▶ _Exercise directions_: The entries below contain pictures. Retype everything except those pictures, exactly as given.

═════ Records provided ═════

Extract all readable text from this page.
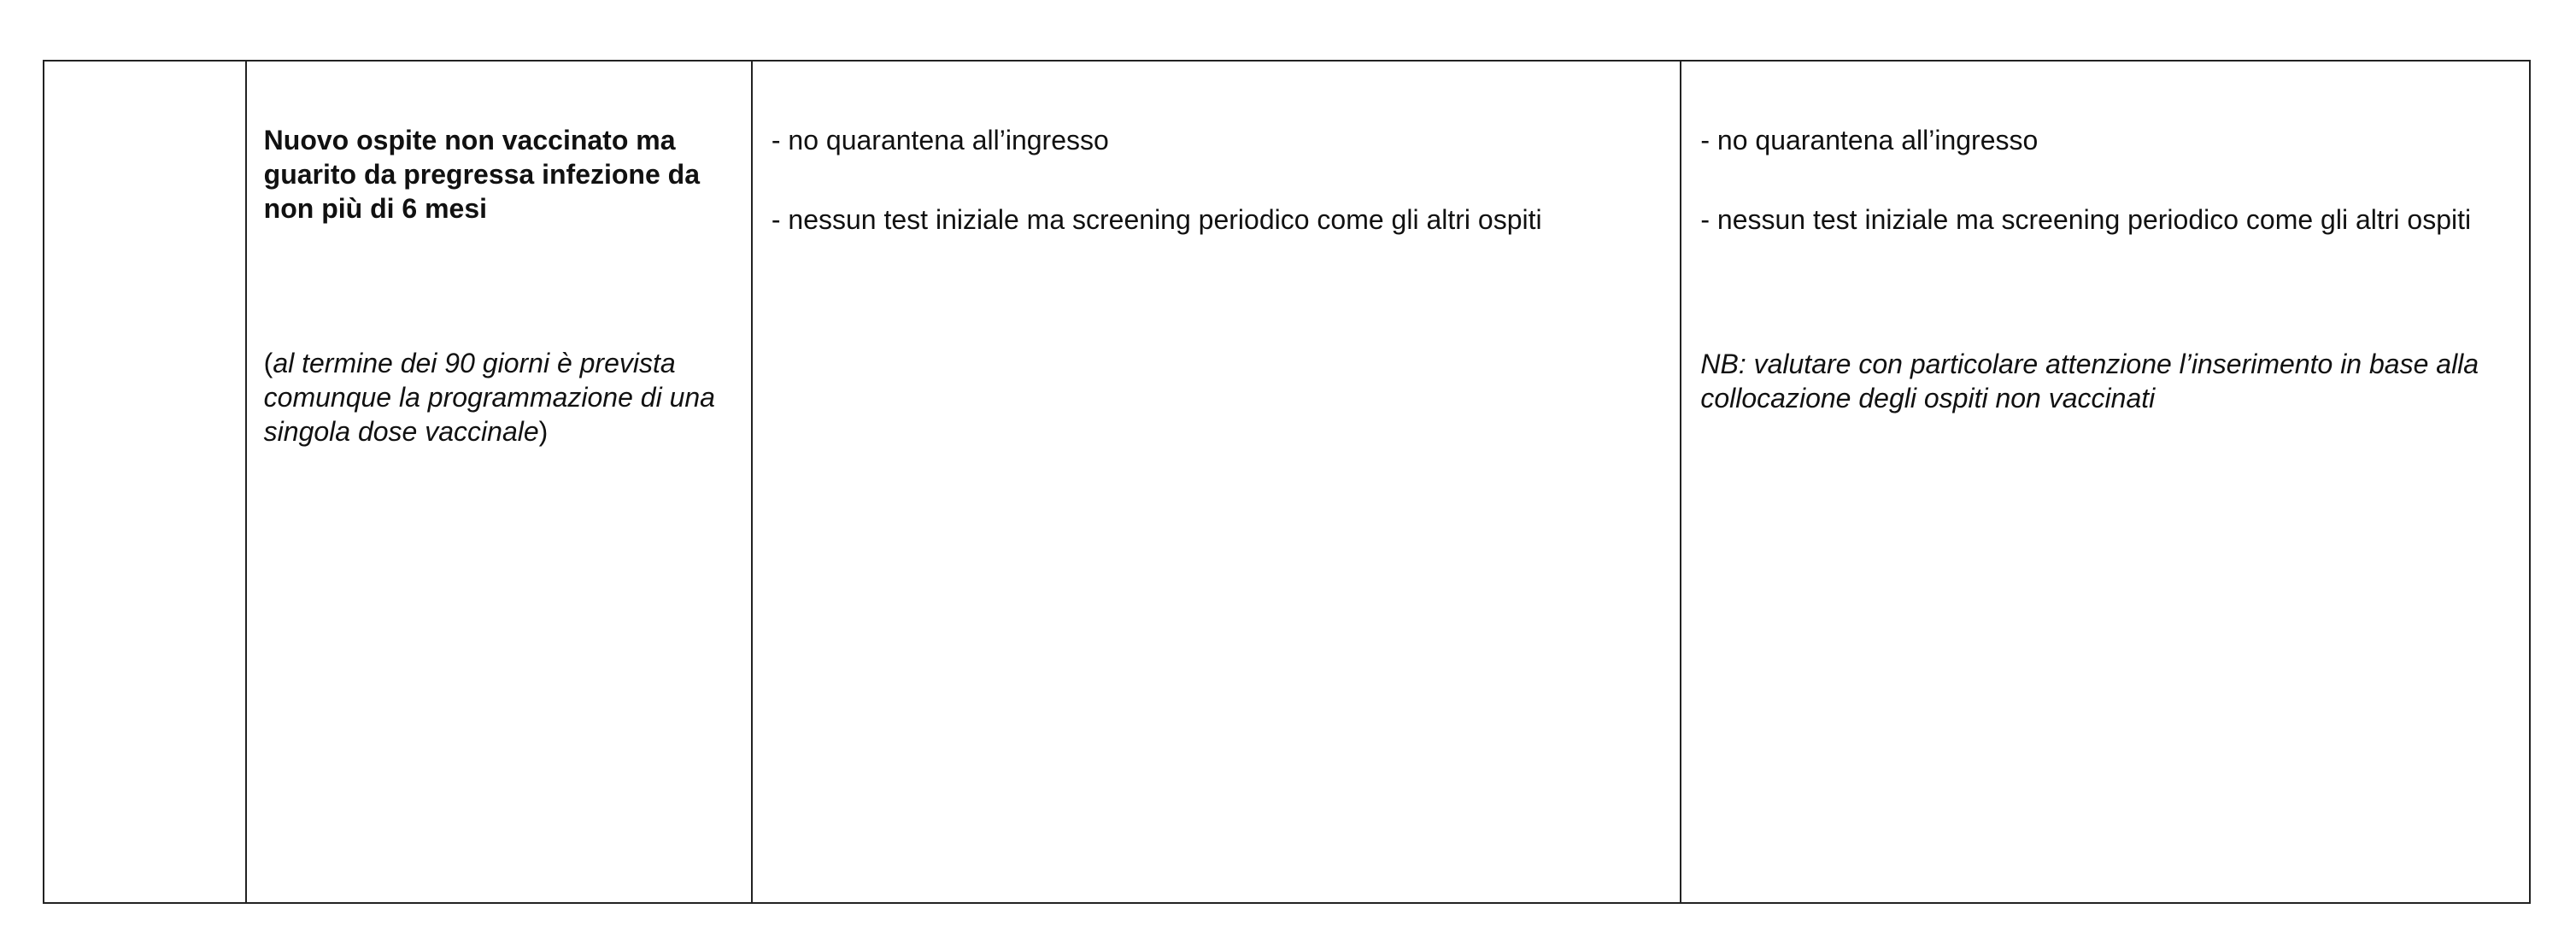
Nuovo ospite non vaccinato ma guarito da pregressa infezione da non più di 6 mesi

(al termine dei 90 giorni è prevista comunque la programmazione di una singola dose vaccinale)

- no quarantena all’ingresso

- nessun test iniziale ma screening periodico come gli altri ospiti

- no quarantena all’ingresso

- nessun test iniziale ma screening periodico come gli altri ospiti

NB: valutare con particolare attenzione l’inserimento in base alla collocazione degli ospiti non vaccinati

═════

▶ _Finished answer_:
Extract all readable text from this page.
Nuovo ospite non vaccinato ma guarito da pregressa infezione da non più di 6 mesi

(al termine dei 90 giorni è prevista comunque la programmazione di una singola dose vaccinale)

- no quarantena all’ingresso

- nessun test iniziale ma screening periodico come gli altri ospiti

- no quarantena all’ingresso

- nessun test iniziale ma screening periodico come gli altri ospiti

NB: valutare con particolare attenzione l’inserimento in base alla collocazione degli ospiti non vaccinati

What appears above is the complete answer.